## EXERCISE PROMPT
Reproduce every line of the records below verbatim, in their original order, with no additions or omissions.

****************************************

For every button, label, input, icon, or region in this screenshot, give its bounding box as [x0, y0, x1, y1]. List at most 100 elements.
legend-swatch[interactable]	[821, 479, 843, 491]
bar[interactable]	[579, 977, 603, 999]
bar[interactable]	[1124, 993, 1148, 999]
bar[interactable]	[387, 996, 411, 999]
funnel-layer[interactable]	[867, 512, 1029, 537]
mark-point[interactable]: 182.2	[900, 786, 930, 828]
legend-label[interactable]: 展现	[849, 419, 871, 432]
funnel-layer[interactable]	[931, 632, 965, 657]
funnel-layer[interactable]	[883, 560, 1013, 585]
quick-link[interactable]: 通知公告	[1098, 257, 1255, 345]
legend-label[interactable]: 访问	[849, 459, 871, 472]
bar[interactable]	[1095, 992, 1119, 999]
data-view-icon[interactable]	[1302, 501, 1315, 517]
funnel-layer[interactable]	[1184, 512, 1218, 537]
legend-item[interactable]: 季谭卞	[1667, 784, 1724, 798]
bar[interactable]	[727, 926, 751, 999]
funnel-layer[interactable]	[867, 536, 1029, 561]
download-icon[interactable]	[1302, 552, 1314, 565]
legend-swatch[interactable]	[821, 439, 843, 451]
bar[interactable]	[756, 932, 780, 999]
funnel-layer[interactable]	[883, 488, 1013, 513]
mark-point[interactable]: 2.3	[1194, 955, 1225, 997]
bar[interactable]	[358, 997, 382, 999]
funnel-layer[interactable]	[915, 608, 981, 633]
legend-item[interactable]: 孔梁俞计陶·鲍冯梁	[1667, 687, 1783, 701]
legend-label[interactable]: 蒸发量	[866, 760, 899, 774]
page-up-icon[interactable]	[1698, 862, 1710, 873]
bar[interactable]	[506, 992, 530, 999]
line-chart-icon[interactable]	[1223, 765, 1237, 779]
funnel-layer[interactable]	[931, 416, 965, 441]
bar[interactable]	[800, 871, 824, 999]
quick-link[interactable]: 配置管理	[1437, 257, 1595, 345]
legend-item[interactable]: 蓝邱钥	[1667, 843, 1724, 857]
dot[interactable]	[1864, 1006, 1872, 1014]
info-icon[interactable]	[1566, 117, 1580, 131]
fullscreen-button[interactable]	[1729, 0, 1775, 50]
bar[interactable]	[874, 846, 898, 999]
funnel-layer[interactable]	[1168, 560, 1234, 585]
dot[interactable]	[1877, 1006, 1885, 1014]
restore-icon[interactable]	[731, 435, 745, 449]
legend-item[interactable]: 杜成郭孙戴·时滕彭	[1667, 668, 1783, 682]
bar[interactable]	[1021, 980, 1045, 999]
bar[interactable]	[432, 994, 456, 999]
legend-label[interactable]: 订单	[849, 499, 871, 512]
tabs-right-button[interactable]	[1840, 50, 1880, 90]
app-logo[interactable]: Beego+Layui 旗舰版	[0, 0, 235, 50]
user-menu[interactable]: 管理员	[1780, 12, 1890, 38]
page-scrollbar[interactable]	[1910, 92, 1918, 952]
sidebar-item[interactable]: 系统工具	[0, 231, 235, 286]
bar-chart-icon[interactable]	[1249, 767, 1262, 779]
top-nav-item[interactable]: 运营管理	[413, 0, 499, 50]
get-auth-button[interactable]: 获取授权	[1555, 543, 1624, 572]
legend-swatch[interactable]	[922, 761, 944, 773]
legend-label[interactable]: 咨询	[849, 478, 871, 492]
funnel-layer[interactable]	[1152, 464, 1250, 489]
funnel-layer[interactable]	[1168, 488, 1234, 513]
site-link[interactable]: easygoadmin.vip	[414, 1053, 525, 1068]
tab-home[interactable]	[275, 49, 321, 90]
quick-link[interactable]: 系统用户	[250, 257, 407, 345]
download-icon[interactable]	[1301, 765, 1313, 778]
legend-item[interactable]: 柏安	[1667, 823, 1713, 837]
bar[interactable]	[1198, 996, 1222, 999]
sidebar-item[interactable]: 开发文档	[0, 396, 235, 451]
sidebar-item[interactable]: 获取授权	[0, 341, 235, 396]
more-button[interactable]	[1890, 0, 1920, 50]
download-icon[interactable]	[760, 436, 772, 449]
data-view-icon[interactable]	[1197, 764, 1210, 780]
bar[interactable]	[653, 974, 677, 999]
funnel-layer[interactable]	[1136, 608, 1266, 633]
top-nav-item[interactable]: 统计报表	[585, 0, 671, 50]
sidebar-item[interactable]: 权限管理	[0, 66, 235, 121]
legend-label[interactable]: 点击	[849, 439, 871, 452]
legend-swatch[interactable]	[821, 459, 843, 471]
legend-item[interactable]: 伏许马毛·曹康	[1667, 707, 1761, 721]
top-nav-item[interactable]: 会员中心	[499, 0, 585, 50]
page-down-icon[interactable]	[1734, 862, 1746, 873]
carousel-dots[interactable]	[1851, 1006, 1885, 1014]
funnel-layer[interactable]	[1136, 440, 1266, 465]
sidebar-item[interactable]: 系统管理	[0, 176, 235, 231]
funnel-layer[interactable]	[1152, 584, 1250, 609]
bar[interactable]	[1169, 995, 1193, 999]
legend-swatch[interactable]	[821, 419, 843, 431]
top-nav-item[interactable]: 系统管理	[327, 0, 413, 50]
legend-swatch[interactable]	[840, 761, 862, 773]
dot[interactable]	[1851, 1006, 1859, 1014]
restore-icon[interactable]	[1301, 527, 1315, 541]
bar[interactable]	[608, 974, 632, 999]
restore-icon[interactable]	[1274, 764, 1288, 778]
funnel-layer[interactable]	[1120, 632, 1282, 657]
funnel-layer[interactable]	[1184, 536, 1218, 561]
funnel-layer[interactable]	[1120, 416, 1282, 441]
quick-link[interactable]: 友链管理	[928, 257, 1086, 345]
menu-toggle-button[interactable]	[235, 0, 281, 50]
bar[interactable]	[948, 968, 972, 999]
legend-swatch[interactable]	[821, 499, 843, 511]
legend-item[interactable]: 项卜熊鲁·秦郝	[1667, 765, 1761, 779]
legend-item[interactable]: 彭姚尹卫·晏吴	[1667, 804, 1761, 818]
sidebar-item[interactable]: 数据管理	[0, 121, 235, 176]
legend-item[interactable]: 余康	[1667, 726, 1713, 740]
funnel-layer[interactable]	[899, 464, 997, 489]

****************************************

## THE COMPLETED TASK
For every button, label, input, icon, or region in this screenshot, give its bounding box as [x0, y0, x1, y1]. List at most 100 elements.
legend-swatch[interactable]	[821, 479, 843, 491]
bar[interactable]	[579, 977, 603, 999]
bar[interactable]	[1124, 993, 1148, 999]
bar[interactable]	[387, 996, 411, 999]
funnel-layer[interactable]	[867, 512, 1029, 537]
mark-point[interactable]: 182.2	[900, 786, 930, 828]
legend-label[interactable]: 展现	[849, 419, 871, 432]
funnel-layer[interactable]	[931, 632, 965, 657]
funnel-layer[interactable]	[883, 560, 1013, 585]
quick-link[interactable]: 通知公告	[1098, 257, 1255, 345]
legend-label[interactable]: 访问	[849, 459, 871, 472]
bar[interactable]	[1095, 992, 1119, 999]
data-view-icon[interactable]	[1302, 501, 1315, 517]
funnel-layer[interactable]	[1184, 512, 1218, 537]
legend-item[interactable]: 季谭卞	[1667, 784, 1724, 798]
bar[interactable]	[727, 926, 751, 999]
funnel-layer[interactable]	[867, 536, 1029, 561]
download-icon[interactable]	[1302, 552, 1314, 565]
legend-swatch[interactable]	[821, 439, 843, 451]
bar[interactable]	[756, 932, 780, 999]
funnel-layer[interactable]	[883, 488, 1013, 513]
mark-point[interactable]: 2.3	[1194, 955, 1225, 997]
bar[interactable]	[358, 997, 382, 999]
funnel-layer[interactable]	[915, 608, 981, 633]
legend-item[interactable]: 孔梁俞计陶·鲍冯梁	[1667, 687, 1783, 701]
legend-label[interactable]: 蒸发量	[866, 760, 899, 774]
page-up-icon[interactable]	[1698, 862, 1710, 873]
bar[interactable]	[506, 992, 530, 999]
line-chart-icon[interactable]	[1223, 765, 1237, 779]
funnel-layer[interactable]	[931, 416, 965, 441]
bar[interactable]	[800, 871, 824, 999]
quick-link[interactable]: 配置管理	[1437, 257, 1595, 345]
legend-item[interactable]: 蓝邱钥	[1667, 843, 1724, 857]
dot[interactable]	[1864, 1006, 1872, 1014]
info-icon[interactable]	[1566, 117, 1580, 131]
fullscreen-button[interactable]	[1729, 0, 1775, 50]
bar[interactable]	[874, 846, 898, 999]
funnel-layer[interactable]	[1168, 560, 1234, 585]
dot[interactable]	[1877, 1006, 1885, 1014]
restore-icon[interactable]	[731, 435, 745, 449]
legend-item[interactable]: 杜成郭孙戴·时滕彭	[1667, 668, 1783, 682]
bar[interactable]	[1021, 980, 1045, 999]
bar[interactable]	[432, 994, 456, 999]
legend-label[interactable]: 订单	[849, 499, 871, 512]
tabs-right-button[interactable]	[1840, 50, 1880, 90]
app-logo[interactable]: Beego+Layui 旗舰版	[0, 0, 235, 50]
user-menu[interactable]: 管理员	[1780, 12, 1890, 38]
page-scrollbar[interactable]	[1910, 92, 1918, 952]
sidebar-item[interactable]: 系统工具	[0, 231, 235, 286]
bar-chart-icon[interactable]	[1249, 767, 1262, 779]
top-nav-item[interactable]: 运营管理	[413, 0, 499, 50]
get-auth-button[interactable]: 获取授权	[1555, 543, 1624, 572]
legend-swatch[interactable]	[922, 761, 944, 773]
legend-label[interactable]: 咨询	[849, 478, 871, 492]
funnel-layer[interactable]	[1152, 464, 1250, 489]
funnel-layer[interactable]	[1168, 488, 1234, 513]
site-link[interactable]: easygoadmin.vip	[414, 1053, 525, 1068]
tab-home[interactable]	[275, 49, 321, 90]
quick-link[interactable]: 系统用户	[250, 257, 407, 345]
download-icon[interactable]	[1301, 765, 1313, 778]
legend-item[interactable]: 柏安	[1667, 823, 1713, 837]
bar[interactable]	[1198, 996, 1222, 999]
sidebar-item[interactable]: 开发文档	[0, 396, 235, 451]
sidebar-item[interactable]: 获取授权	[0, 341, 235, 396]
more-button[interactable]	[1890, 0, 1920, 50]
download-icon[interactable]	[760, 436, 772, 449]
data-view-icon[interactable]	[1197, 764, 1210, 780]
bar[interactable]	[653, 974, 677, 999]
funnel-layer[interactable]	[1136, 608, 1266, 633]
top-nav-item[interactable]: 统计报表	[585, 0, 671, 50]
sidebar-item[interactable]: 权限管理	[0, 66, 235, 121]
legend-label[interactable]: 点击	[849, 439, 871, 452]
legend-swatch[interactable]	[821, 459, 843, 471]
legend-item[interactable]: 伏许马毛·曹康	[1667, 707, 1761, 721]
top-nav-item[interactable]: 会员中心	[499, 0, 585, 50]
page-down-icon[interactable]	[1734, 862, 1746, 873]
carousel-dots[interactable]	[1851, 1006, 1885, 1014]
funnel-layer[interactable]	[1136, 440, 1266, 465]
sidebar-item[interactable]: 系统管理	[0, 176, 235, 231]
funnel-layer[interactable]	[1152, 584, 1250, 609]
bar[interactable]	[1169, 995, 1193, 999]
legend-swatch[interactable]	[821, 419, 843, 431]
top-nav-item[interactable]: 系统管理	[327, 0, 413, 50]
legend-swatch[interactable]	[840, 761, 862, 773]
dot[interactable]	[1851, 1006, 1859, 1014]
restore-icon[interactable]	[1301, 527, 1315, 541]
bar[interactable]	[608, 974, 632, 999]
restore-icon[interactable]	[1274, 764, 1288, 778]
funnel-layer[interactable]	[1120, 632, 1282, 657]
funnel-layer[interactable]	[1184, 536, 1218, 561]
funnel-layer[interactable]	[1120, 416, 1282, 441]
quick-link[interactable]: 友链管理	[928, 257, 1086, 345]
menu-toggle-button[interactable]	[235, 0, 281, 50]
bar[interactable]	[948, 968, 972, 999]
legend-swatch[interactable]	[821, 499, 843, 511]
legend-item[interactable]: 项卜熊鲁·秦郝	[1667, 765, 1761, 779]
legend-item[interactable]: 彭姚尹卫·晏吴	[1667, 804, 1761, 818]
sidebar-item[interactable]: 数据管理	[0, 121, 235, 176]
legend-item[interactable]: 余康	[1667, 726, 1713, 740]
funnel-layer[interactable]	[899, 464, 997, 489]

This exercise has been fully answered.